▸ **Stated goal**: Select every line below containing the word "wheel".
§ §
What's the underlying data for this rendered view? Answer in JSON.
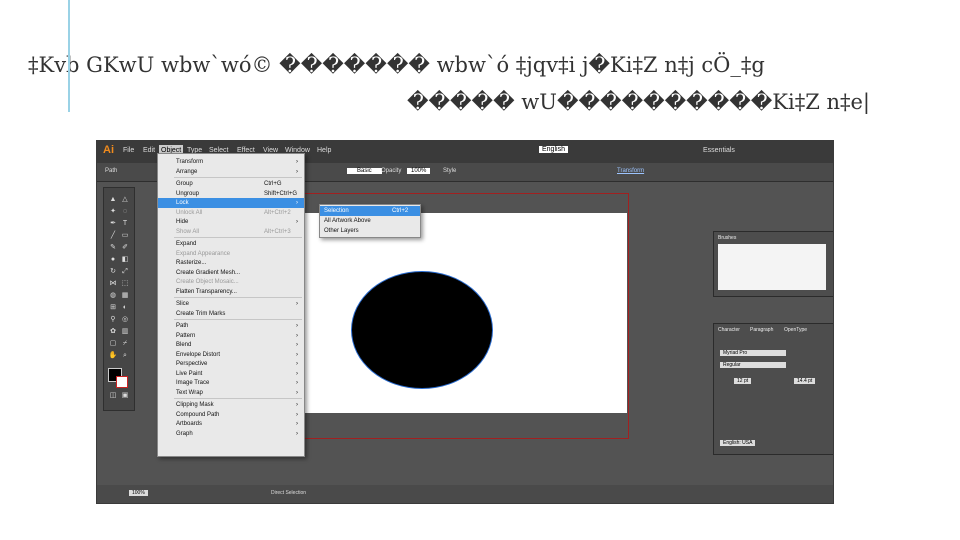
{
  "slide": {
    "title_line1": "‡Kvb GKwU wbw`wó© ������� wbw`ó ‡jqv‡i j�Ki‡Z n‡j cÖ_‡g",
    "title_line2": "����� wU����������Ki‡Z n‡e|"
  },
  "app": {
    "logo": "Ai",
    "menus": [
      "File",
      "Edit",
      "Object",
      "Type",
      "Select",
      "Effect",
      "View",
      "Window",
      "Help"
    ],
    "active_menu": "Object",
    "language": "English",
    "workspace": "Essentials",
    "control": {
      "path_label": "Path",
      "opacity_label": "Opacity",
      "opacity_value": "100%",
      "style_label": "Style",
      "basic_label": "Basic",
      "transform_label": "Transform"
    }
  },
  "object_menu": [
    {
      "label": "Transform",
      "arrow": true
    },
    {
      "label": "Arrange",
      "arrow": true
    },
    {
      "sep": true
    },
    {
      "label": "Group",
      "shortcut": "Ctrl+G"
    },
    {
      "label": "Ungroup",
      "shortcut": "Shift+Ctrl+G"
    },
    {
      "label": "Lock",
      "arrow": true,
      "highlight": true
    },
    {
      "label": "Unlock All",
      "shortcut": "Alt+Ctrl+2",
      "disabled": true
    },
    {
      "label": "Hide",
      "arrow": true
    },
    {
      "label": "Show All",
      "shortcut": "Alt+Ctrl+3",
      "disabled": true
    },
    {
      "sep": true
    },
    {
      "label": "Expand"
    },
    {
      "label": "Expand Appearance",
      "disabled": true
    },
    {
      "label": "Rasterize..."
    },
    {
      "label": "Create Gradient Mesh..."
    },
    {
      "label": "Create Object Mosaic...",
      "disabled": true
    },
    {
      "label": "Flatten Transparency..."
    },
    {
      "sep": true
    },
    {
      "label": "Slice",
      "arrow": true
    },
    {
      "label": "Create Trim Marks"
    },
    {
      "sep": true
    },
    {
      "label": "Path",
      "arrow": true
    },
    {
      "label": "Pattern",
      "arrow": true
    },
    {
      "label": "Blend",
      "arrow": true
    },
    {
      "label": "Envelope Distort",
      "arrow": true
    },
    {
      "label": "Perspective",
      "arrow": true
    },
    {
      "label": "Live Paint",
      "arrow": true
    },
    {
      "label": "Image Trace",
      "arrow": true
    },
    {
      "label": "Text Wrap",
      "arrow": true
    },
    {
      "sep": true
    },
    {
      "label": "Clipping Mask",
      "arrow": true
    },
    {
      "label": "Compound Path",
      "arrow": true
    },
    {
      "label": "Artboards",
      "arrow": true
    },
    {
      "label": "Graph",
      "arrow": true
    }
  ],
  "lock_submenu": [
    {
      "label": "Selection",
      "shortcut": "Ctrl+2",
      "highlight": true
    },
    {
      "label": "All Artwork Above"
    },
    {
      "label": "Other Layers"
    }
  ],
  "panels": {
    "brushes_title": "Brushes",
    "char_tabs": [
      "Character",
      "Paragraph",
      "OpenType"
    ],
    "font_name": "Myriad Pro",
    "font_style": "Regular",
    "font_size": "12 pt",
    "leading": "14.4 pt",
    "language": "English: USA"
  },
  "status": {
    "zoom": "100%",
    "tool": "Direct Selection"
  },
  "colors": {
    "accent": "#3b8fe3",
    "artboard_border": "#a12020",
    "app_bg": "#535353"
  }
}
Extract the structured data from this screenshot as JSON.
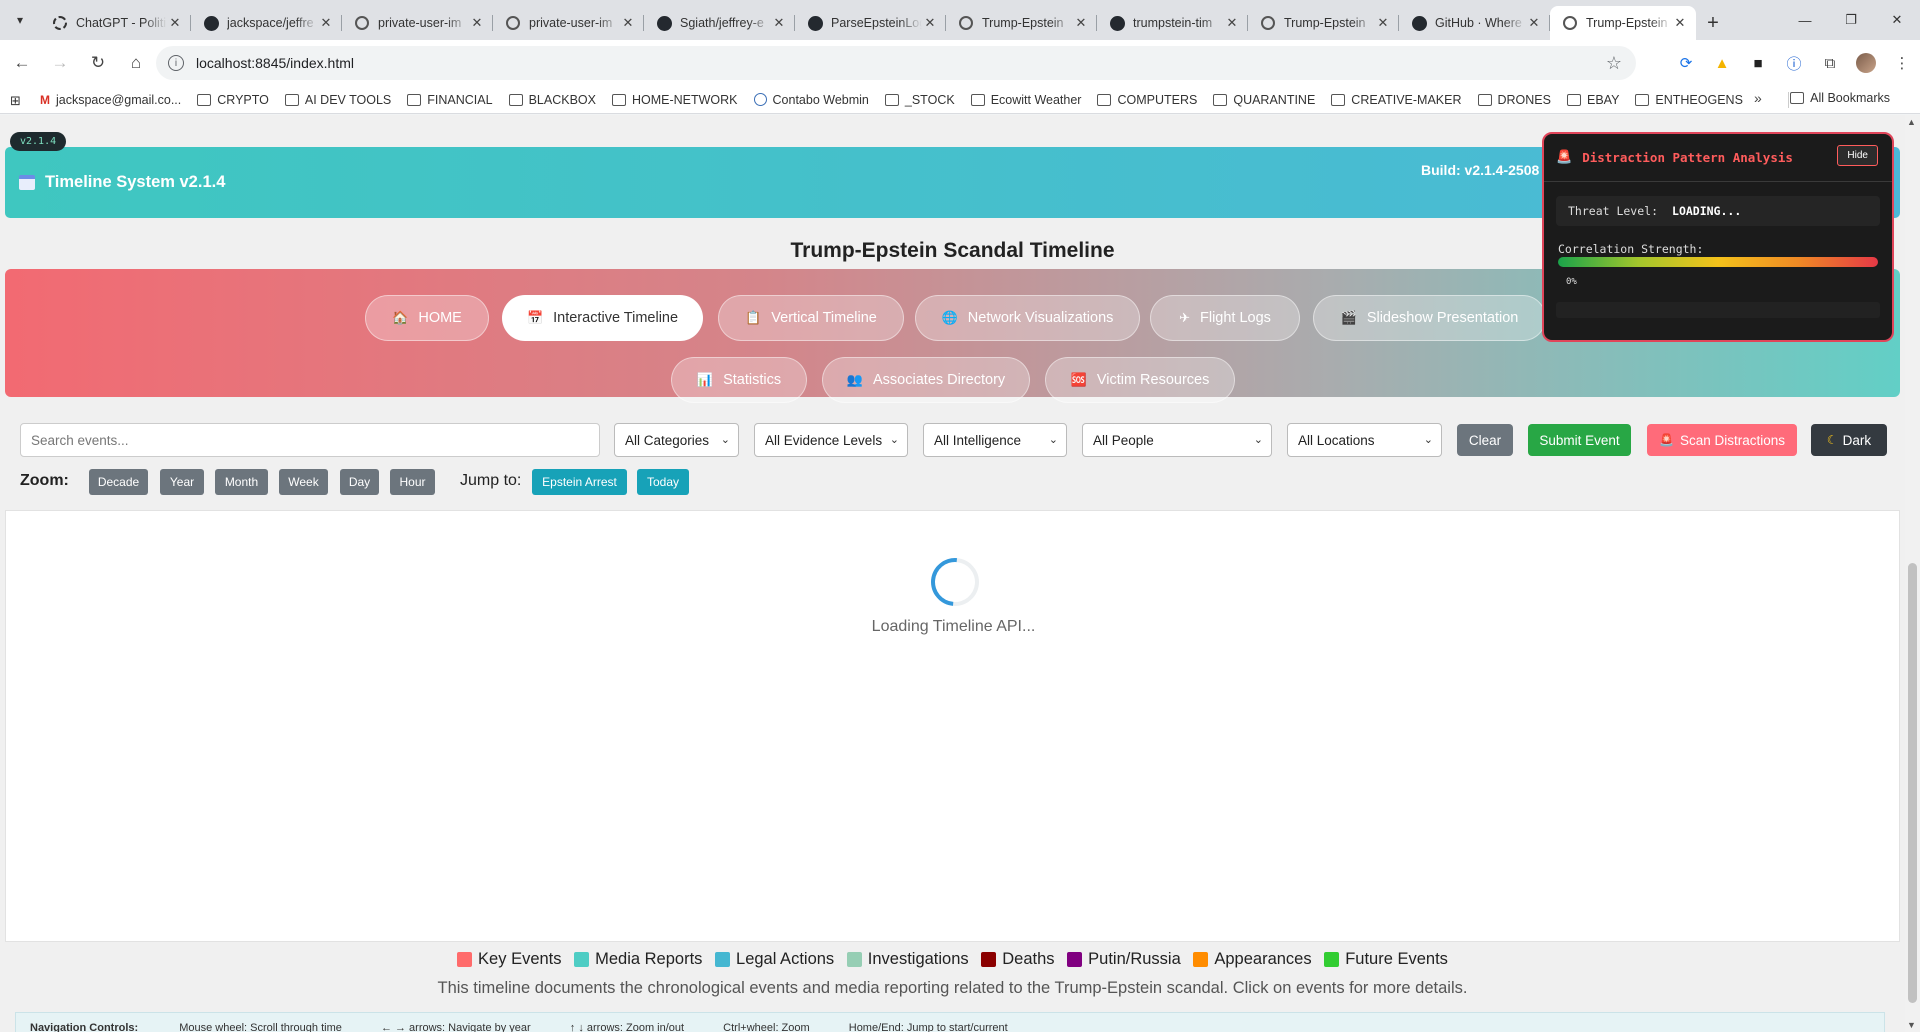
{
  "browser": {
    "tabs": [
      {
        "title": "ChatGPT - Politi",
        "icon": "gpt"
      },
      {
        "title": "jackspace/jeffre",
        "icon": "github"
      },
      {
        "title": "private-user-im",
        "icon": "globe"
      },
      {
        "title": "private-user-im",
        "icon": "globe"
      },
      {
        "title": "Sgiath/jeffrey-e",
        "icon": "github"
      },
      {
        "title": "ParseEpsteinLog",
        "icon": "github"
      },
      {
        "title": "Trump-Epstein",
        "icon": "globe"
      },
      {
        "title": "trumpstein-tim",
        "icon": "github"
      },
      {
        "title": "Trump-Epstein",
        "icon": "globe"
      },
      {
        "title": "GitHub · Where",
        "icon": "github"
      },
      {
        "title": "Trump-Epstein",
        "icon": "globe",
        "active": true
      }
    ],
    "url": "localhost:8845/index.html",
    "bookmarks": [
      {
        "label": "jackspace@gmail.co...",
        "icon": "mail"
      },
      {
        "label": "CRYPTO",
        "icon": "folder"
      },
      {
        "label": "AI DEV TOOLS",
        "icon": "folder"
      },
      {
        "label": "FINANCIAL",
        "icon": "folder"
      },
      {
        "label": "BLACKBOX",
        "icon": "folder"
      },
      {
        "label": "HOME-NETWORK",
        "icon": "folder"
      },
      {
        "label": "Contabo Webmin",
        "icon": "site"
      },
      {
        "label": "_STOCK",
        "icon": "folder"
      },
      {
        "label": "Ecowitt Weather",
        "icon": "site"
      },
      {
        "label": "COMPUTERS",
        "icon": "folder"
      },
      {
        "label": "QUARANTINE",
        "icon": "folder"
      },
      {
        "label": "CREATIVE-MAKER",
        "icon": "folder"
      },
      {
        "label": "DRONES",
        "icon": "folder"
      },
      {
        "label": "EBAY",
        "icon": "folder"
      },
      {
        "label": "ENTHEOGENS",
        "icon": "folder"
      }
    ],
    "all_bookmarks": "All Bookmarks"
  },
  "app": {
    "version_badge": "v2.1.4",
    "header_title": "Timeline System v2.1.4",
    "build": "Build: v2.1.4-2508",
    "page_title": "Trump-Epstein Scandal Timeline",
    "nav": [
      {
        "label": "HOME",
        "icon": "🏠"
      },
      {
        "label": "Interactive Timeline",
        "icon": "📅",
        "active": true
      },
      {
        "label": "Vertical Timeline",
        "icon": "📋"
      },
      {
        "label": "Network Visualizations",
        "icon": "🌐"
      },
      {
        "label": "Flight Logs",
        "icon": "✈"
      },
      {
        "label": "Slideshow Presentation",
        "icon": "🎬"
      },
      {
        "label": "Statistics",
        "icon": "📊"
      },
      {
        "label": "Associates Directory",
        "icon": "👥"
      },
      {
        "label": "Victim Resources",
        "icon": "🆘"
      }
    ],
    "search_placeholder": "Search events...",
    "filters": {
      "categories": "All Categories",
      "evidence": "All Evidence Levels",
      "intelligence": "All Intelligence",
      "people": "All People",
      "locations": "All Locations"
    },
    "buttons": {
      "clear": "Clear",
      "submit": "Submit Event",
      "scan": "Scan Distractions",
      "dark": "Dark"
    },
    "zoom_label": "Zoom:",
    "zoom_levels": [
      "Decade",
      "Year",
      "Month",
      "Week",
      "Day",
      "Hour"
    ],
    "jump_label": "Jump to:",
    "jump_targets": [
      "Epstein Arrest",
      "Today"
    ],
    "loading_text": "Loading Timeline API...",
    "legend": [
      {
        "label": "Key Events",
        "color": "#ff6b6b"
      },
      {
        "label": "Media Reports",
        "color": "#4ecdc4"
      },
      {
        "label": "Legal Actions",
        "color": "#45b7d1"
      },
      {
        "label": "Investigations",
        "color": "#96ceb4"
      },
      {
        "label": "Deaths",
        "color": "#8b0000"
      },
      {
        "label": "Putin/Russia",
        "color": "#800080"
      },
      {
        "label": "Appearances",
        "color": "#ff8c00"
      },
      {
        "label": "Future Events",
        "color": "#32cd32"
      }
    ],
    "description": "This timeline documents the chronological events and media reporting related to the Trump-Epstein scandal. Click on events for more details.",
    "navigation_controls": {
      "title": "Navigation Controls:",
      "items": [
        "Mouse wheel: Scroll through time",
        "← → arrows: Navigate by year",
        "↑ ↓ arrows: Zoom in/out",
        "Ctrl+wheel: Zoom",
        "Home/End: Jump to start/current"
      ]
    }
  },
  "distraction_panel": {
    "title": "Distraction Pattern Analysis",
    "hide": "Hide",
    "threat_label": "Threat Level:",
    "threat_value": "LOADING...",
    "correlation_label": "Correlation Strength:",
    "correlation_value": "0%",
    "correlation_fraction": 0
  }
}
§ §
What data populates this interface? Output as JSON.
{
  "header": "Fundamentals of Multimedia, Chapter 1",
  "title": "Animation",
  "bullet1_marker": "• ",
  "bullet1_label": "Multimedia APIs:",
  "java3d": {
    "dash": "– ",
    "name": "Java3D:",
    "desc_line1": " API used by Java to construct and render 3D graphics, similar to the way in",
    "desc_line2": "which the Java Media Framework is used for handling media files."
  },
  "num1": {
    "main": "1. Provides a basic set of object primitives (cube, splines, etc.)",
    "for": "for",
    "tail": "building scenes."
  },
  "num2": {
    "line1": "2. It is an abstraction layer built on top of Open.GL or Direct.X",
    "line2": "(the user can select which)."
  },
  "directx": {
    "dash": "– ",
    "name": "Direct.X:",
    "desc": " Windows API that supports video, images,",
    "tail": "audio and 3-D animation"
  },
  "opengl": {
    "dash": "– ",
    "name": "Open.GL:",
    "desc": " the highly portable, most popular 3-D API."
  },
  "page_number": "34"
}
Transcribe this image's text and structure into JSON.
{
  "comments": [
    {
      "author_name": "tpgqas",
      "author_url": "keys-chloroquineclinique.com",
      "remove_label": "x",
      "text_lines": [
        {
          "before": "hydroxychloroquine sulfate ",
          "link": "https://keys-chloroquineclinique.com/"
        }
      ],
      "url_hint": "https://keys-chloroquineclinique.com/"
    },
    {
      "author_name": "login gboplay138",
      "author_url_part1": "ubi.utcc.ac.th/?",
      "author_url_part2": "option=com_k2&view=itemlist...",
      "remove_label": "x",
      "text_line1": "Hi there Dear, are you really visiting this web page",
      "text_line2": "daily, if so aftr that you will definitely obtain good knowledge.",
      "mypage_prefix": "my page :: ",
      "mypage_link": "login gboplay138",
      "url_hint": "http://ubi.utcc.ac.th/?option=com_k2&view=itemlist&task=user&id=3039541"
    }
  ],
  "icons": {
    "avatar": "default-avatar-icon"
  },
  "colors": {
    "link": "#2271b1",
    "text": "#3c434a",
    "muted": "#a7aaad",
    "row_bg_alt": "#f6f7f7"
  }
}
§ §
▸ **Written answer**:
        "Mouse wheel: Scroll through time",
        "Ctrl+wheel: Zoom",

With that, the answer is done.